Exercise directions:
Reproduce the material exactly, omitting nothing.

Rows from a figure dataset
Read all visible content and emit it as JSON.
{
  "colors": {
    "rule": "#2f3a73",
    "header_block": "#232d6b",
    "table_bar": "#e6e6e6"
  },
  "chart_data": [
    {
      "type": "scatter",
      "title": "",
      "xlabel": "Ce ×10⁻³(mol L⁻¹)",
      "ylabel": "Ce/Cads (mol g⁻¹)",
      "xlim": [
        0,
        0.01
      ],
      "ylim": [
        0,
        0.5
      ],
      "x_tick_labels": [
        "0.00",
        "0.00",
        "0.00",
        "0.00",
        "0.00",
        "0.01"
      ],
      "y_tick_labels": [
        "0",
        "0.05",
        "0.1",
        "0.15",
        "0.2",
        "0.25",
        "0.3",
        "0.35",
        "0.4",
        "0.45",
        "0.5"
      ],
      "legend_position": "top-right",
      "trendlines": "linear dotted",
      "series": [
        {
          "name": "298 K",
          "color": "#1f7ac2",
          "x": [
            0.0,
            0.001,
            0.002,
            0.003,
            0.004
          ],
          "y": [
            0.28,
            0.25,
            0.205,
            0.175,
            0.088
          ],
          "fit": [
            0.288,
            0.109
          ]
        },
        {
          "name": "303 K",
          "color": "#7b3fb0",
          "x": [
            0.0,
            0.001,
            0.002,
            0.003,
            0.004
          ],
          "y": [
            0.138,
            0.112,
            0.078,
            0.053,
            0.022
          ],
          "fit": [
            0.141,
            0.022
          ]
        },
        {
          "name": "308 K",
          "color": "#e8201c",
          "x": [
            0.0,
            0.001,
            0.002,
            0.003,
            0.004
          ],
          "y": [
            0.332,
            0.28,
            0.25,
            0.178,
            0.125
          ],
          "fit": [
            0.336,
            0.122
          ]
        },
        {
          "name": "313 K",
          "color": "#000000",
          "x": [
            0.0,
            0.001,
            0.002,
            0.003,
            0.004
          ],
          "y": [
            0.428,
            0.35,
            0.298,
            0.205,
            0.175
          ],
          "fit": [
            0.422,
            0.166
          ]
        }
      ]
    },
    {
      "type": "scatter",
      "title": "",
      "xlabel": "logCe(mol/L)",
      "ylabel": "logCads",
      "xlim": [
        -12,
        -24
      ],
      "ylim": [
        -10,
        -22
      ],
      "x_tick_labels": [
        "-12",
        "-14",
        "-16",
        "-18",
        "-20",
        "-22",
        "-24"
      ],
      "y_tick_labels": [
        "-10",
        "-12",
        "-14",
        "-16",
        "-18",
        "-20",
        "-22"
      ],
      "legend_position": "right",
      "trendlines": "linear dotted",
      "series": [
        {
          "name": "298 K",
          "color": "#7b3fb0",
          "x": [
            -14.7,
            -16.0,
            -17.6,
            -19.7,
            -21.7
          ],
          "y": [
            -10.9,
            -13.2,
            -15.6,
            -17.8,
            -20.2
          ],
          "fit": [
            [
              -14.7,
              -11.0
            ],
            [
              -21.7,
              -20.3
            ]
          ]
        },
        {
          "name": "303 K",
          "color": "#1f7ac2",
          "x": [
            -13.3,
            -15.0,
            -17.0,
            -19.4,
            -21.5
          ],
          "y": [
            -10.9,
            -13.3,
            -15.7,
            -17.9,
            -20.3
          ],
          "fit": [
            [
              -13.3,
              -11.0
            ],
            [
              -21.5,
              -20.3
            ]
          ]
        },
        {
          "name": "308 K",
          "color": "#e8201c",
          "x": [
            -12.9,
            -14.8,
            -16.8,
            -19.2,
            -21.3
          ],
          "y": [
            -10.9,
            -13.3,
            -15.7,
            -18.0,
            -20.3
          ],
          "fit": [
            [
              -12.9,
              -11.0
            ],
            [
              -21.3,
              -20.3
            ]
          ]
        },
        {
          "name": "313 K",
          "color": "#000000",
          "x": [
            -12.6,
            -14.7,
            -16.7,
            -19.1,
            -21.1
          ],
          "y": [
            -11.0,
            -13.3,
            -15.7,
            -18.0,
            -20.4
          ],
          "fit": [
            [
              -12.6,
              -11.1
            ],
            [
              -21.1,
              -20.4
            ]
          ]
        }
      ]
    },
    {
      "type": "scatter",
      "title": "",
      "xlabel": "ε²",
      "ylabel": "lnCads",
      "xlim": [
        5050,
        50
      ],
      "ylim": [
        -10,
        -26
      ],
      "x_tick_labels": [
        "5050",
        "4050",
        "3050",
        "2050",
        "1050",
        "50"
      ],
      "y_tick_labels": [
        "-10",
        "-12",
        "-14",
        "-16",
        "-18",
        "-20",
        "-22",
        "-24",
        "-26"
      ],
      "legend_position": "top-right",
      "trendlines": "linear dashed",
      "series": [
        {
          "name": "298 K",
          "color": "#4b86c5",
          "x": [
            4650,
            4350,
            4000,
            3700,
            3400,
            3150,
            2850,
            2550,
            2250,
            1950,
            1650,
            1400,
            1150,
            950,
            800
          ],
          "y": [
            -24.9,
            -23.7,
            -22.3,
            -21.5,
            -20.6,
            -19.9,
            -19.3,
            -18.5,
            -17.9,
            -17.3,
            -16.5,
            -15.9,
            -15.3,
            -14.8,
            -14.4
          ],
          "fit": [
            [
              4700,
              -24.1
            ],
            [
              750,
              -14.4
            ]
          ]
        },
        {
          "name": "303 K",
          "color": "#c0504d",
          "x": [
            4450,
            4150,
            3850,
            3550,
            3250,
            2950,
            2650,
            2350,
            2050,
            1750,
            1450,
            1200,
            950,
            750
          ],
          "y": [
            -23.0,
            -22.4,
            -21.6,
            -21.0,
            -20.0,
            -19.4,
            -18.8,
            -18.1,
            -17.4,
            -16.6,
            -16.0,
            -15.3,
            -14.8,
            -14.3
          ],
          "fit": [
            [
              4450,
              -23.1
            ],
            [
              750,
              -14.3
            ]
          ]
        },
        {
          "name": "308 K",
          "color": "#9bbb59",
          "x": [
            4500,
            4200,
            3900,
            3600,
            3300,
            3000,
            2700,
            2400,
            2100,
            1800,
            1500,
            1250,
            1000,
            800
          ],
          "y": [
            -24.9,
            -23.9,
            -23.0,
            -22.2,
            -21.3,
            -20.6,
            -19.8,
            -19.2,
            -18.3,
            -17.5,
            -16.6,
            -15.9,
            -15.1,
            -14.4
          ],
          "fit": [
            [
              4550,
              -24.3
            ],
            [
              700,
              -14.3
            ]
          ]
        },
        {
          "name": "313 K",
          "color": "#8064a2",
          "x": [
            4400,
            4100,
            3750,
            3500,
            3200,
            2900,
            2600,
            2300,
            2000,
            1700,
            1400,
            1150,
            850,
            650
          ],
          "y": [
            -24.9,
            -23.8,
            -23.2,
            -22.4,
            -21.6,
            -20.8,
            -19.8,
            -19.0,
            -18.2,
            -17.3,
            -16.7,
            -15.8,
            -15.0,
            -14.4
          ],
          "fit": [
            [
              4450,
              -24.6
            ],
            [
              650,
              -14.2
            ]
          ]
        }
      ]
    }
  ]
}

Answer to the problem:
Read all visible content and emit it as JSON.
{
  "colors": {
    "rule": "#2f3a73",
    "header_block": "#232d6b",
    "table_bar": "#e6e6e6"
  },
  "chart_data": [
    {
      "type": "scatter",
      "title": "",
      "xlabel": "Ce ×10⁻³(mol L⁻¹)",
      "ylabel": "Ce/Cads (mol g⁻¹)",
      "xlim": [
        0,
        0.01
      ],
      "ylim": [
        0,
        0.5
      ],
      "x_tick_labels": [
        "0.00",
        "0.00",
        "0.00",
        "0.00",
        "0.00",
        "0.01"
      ],
      "y_tick_labels": [
        "0",
        "0.05",
        "0.1",
        "0.15",
        "0.2",
        "0.25",
        "0.3",
        "0.35",
        "0.4",
        "0.45",
        "0.5"
      ],
      "legend_position": "top-right",
      "trendlines": "linear dotted",
      "series": [
        {
          "name": "298 K",
          "color": "#1f7ac2",
          "x": [
            0.0,
            0.001,
            0.002,
            0.003,
            0.004
          ],
          "y": [
            0.28,
            0.25,
            0.205,
            0.175,
            0.088
          ],
          "fit": [
            0.288,
            0.109
          ]
        },
        {
          "name": "303 K",
          "color": "#7b3fb0",
          "x": [
            0.0,
            0.001,
            0.002,
            0.003,
            0.004
          ],
          "y": [
            0.138,
            0.112,
            0.078,
            0.053,
            0.022
          ],
          "fit": [
            0.141,
            0.022
          ]
        },
        {
          "name": "308 K",
          "color": "#e8201c",
          "x": [
            0.0,
            0.001,
            0.002,
            0.003,
            0.004
          ],
          "y": [
            0.332,
            0.28,
            0.25,
            0.178,
            0.125
          ],
          "fit": [
            0.336,
            0.122
          ]
        },
        {
          "name": "313 K",
          "color": "#000000",
          "x": [
            0.0,
            0.001,
            0.002,
            0.003,
            0.004
          ],
          "y": [
            0.428,
            0.35,
            0.298,
            0.205,
            0.175
          ],
          "fit": [
            0.422,
            0.166
          ]
        }
      ]
    },
    {
      "type": "scatter",
      "title": "",
      "xlabel": "logCe(mol/L)",
      "ylabel": "logCads",
      "xlim": [
        -12,
        -24
      ],
      "ylim": [
        -10,
        -22
      ],
      "x_tick_labels": [
        "-12",
        "-14",
        "-16",
        "-18",
        "-20",
        "-22",
        "-24"
      ],
      "y_tick_labels": [
        "-10",
        "-12",
        "-14",
        "-16",
        "-18",
        "-20",
        "-22"
      ],
      "legend_position": "right",
      "trendlines": "linear dotted",
      "series": [
        {
          "name": "298 K",
          "color": "#7b3fb0",
          "x": [
            -14.7,
            -16.0,
            -17.6,
            -19.7,
            -21.7
          ],
          "y": [
            -10.9,
            -13.2,
            -15.6,
            -17.8,
            -20.2
          ],
          "fit": [
            [
              -14.7,
              -11.0
            ],
            [
              -21.7,
              -20.3
            ]
          ]
        },
        {
          "name": "303 K",
          "color": "#1f7ac2",
          "x": [
            -13.3,
            -15.0,
            -17.0,
            -19.4,
            -21.5
          ],
          "y": [
            -10.9,
            -13.3,
            -15.7,
            -17.9,
            -20.3
          ],
          "fit": [
            [
              -13.3,
              -11.0
            ],
            [
              -21.5,
              -20.3
            ]
          ]
        },
        {
          "name": "308 K",
          "color": "#e8201c",
          "x": [
            -12.9,
            -14.8,
            -16.8,
            -19.2,
            -21.3
          ],
          "y": [
            -10.9,
            -13.3,
            -15.7,
            -18.0,
            -20.3
          ],
          "fit": [
            [
              -12.9,
              -11.0
            ],
            [
              -21.3,
              -20.3
            ]
          ]
        },
        {
          "name": "313 K",
          "color": "#000000",
          "x": [
            -12.6,
            -14.7,
            -16.7,
            -19.1,
            -21.1
          ],
          "y": [
            -11.0,
            -13.3,
            -15.7,
            -18.0,
            -20.4
          ],
          "fit": [
            [
              -12.6,
              -11.1
            ],
            [
              -21.1,
              -20.4
            ]
          ]
        }
      ]
    },
    {
      "type": "scatter",
      "title": "",
      "xlabel": "ε²",
      "ylabel": "lnCads",
      "xlim": [
        5050,
        50
      ],
      "ylim": [
        -10,
        -26
      ],
      "x_tick_labels": [
        "5050",
        "4050",
        "3050",
        "2050",
        "1050",
        "50"
      ],
      "y_tick_labels": [
        "-10",
        "-12",
        "-14",
        "-16",
        "-18",
        "-20",
        "-22",
        "-24",
        "-26"
      ],
      "legend_position": "top-right",
      "trendlines": "linear dashed",
      "series": [
        {
          "name": "298 K",
          "color": "#4b86c5",
          "x": [
            4650,
            4350,
            4000,
            3700,
            3400,
            3150,
            2850,
            2550,
            2250,
            1950,
            1650,
            1400,
            1150,
            950,
            800
          ],
          "y": [
            -24.9,
            -23.7,
            -22.3,
            -21.5,
            -20.6,
            -19.9,
            -19.3,
            -18.5,
            -17.9,
            -17.3,
            -16.5,
            -15.9,
            -15.3,
            -14.8,
            -14.4
          ],
          "fit": [
            [
              4700,
              -24.1
            ],
            [
              750,
              -14.4
            ]
          ]
        },
        {
          "name": "303 K",
          "color": "#c0504d",
          "x": [
            4450,
            4150,
            3850,
            3550,
            3250,
            2950,
            2650,
            2350,
            2050,
            1750,
            1450,
            1200,
            950,
            750
          ],
          "y": [
            -23.0,
            -22.4,
            -21.6,
            -21.0,
            -20.0,
            -19.4,
            -18.8,
            -18.1,
            -17.4,
            -16.6,
            -16.0,
            -15.3,
            -14.8,
            -14.3
          ],
          "fit": [
            [
              4450,
              -23.1
            ],
            [
              750,
              -14.3
            ]
          ]
        },
        {
          "name": "308 K",
          "color": "#9bbb59",
          "x": [
            4500,
            4200,
            3900,
            3600,
            3300,
            3000,
            2700,
            2400,
            2100,
            1800,
            1500,
            1250,
            1000,
            800
          ],
          "y": [
            -24.9,
            -23.9,
            -23.0,
            -22.2,
            -21.3,
            -20.6,
            -19.8,
            -19.2,
            -18.3,
            -17.5,
            -16.6,
            -15.9,
            -15.1,
            -14.4
          ],
          "fit": [
            [
              4550,
              -24.3
            ],
            [
              700,
              -14.3
            ]
          ]
        },
        {
          "name": "313 K",
          "color": "#8064a2",
          "x": [
            4400,
            4100,
            3750,
            3500,
            3200,
            2900,
            2600,
            2300,
            2000,
            1700,
            1400,
            1150,
            850,
            650
          ],
          "y": [
            -24.9,
            -23.8,
            -23.2,
            -22.4,
            -21.6,
            -20.8,
            -19.8,
            -19.0,
            -18.2,
            -17.3,
            -16.7,
            -15.8,
            -15.0,
            -14.4
          ],
          "fit": [
            [
              4450,
              -24.6
            ],
            [
              650,
              -14.2
            ]
          ]
        }
      ]
    }
  ]
}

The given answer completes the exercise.